Figure record listings:
--

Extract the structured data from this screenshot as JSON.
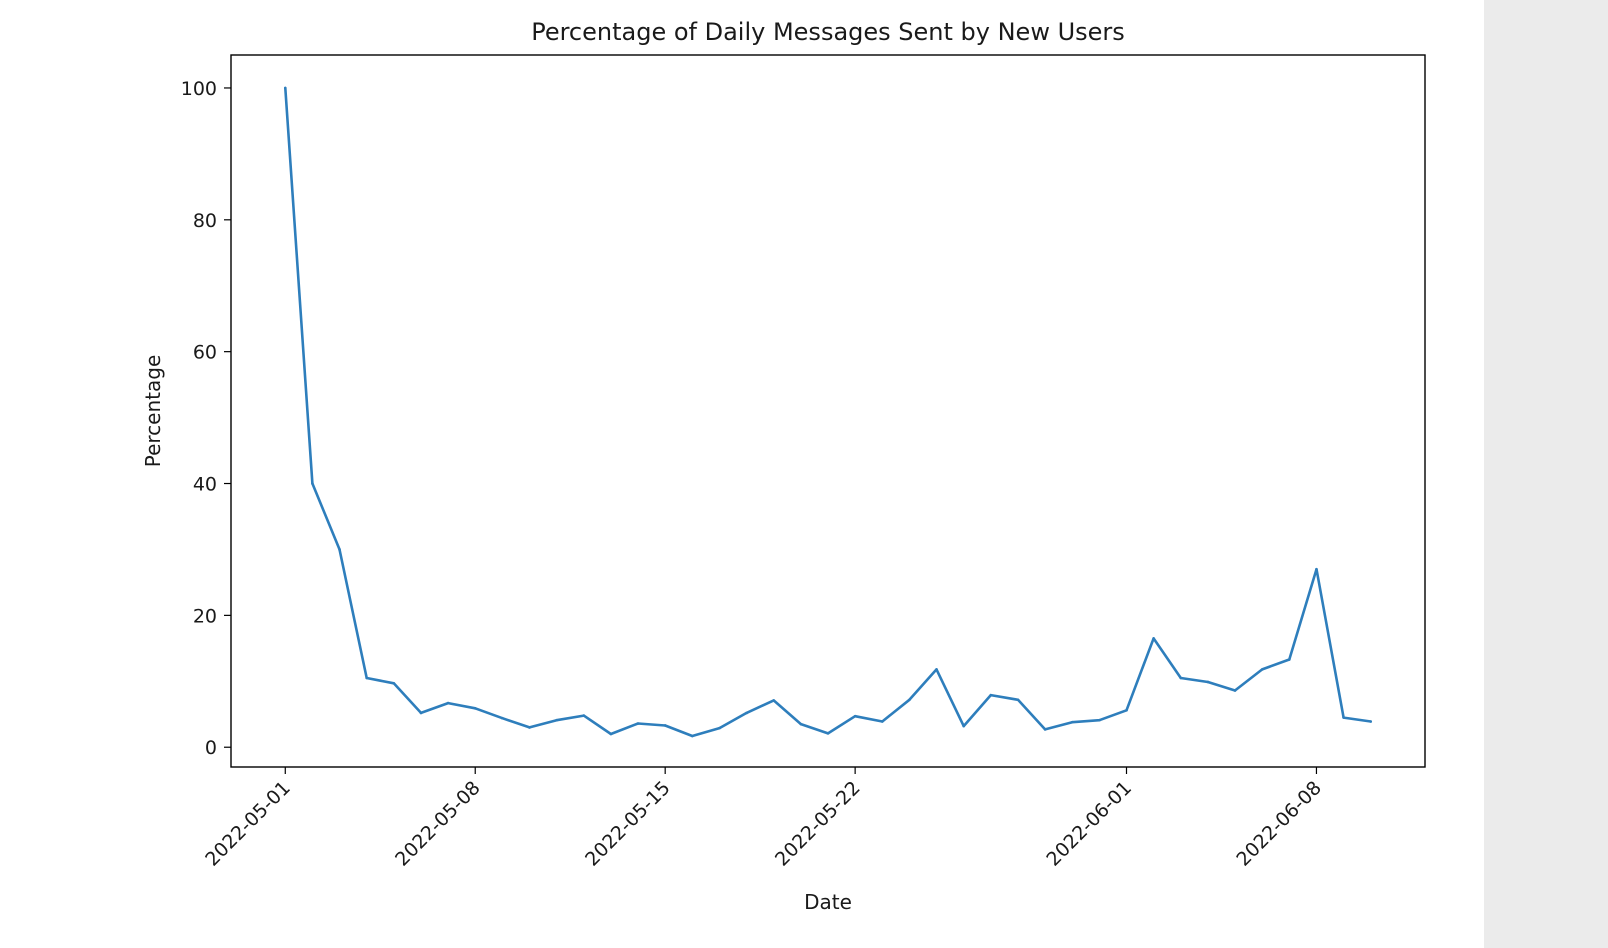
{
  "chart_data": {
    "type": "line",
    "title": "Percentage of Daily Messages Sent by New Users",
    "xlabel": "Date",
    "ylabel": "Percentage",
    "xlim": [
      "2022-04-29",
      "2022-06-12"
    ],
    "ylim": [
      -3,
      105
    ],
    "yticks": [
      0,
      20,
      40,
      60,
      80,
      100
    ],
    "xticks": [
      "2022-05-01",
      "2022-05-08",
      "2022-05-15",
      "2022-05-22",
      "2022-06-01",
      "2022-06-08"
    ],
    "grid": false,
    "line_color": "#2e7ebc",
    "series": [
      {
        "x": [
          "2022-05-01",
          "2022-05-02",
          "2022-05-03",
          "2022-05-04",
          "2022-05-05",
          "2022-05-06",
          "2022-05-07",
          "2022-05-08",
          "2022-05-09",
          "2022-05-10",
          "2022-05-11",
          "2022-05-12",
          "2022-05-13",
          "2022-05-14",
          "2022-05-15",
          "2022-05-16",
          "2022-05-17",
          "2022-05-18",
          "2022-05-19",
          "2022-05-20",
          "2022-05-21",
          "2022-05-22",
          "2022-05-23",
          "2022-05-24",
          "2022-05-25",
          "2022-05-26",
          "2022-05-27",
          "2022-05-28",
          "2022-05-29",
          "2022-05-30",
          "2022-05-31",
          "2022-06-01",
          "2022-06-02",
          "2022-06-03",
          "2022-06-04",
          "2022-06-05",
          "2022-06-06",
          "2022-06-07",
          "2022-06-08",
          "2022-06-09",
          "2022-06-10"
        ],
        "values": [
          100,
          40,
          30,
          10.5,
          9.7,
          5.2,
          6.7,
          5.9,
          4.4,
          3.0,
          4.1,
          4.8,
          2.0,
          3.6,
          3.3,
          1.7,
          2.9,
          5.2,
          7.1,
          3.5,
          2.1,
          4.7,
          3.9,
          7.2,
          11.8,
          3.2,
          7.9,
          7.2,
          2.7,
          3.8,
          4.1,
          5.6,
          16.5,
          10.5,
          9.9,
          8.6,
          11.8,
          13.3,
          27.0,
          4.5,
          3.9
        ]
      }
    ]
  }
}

--

Every line is to be duplicated exactly, though pictures stay out.

Extract the structured data from this screenshot as JSON.
{
  "chart_data": {
    "type": "line",
    "title": "Percentage of Daily Messages Sent by New Users",
    "xlabel": "Date",
    "ylabel": "Percentage",
    "xlim": [
      "2022-04-29",
      "2022-06-12"
    ],
    "ylim": [
      -3,
      105
    ],
    "yticks": [
      0,
      20,
      40,
      60,
      80,
      100
    ],
    "xticks": [
      "2022-05-01",
      "2022-05-08",
      "2022-05-15",
      "2022-05-22",
      "2022-06-01",
      "2022-06-08"
    ],
    "grid": false,
    "line_color": "#2e7ebc",
    "series": [
      {
        "x": [
          "2022-05-01",
          "2022-05-02",
          "2022-05-03",
          "2022-05-04",
          "2022-05-05",
          "2022-05-06",
          "2022-05-07",
          "2022-05-08",
          "2022-05-09",
          "2022-05-10",
          "2022-05-11",
          "2022-05-12",
          "2022-05-13",
          "2022-05-14",
          "2022-05-15",
          "2022-05-16",
          "2022-05-17",
          "2022-05-18",
          "2022-05-19",
          "2022-05-20",
          "2022-05-21",
          "2022-05-22",
          "2022-05-23",
          "2022-05-24",
          "2022-05-25",
          "2022-05-26",
          "2022-05-27",
          "2022-05-28",
          "2022-05-29",
          "2022-05-30",
          "2022-05-31",
          "2022-06-01",
          "2022-06-02",
          "2022-06-03",
          "2022-06-04",
          "2022-06-05",
          "2022-06-06",
          "2022-06-07",
          "2022-06-08",
          "2022-06-09",
          "2022-06-10"
        ],
        "values": [
          100,
          40,
          30,
          10.5,
          9.7,
          5.2,
          6.7,
          5.9,
          4.4,
          3.0,
          4.1,
          4.8,
          2.0,
          3.6,
          3.3,
          1.7,
          2.9,
          5.2,
          7.1,
          3.5,
          2.1,
          4.7,
          3.9,
          7.2,
          11.8,
          3.2,
          7.9,
          7.2,
          2.7,
          3.8,
          4.1,
          5.6,
          16.5,
          10.5,
          9.9,
          8.6,
          11.8,
          13.3,
          27.0,
          4.5,
          3.9
        ]
      }
    ]
  }
}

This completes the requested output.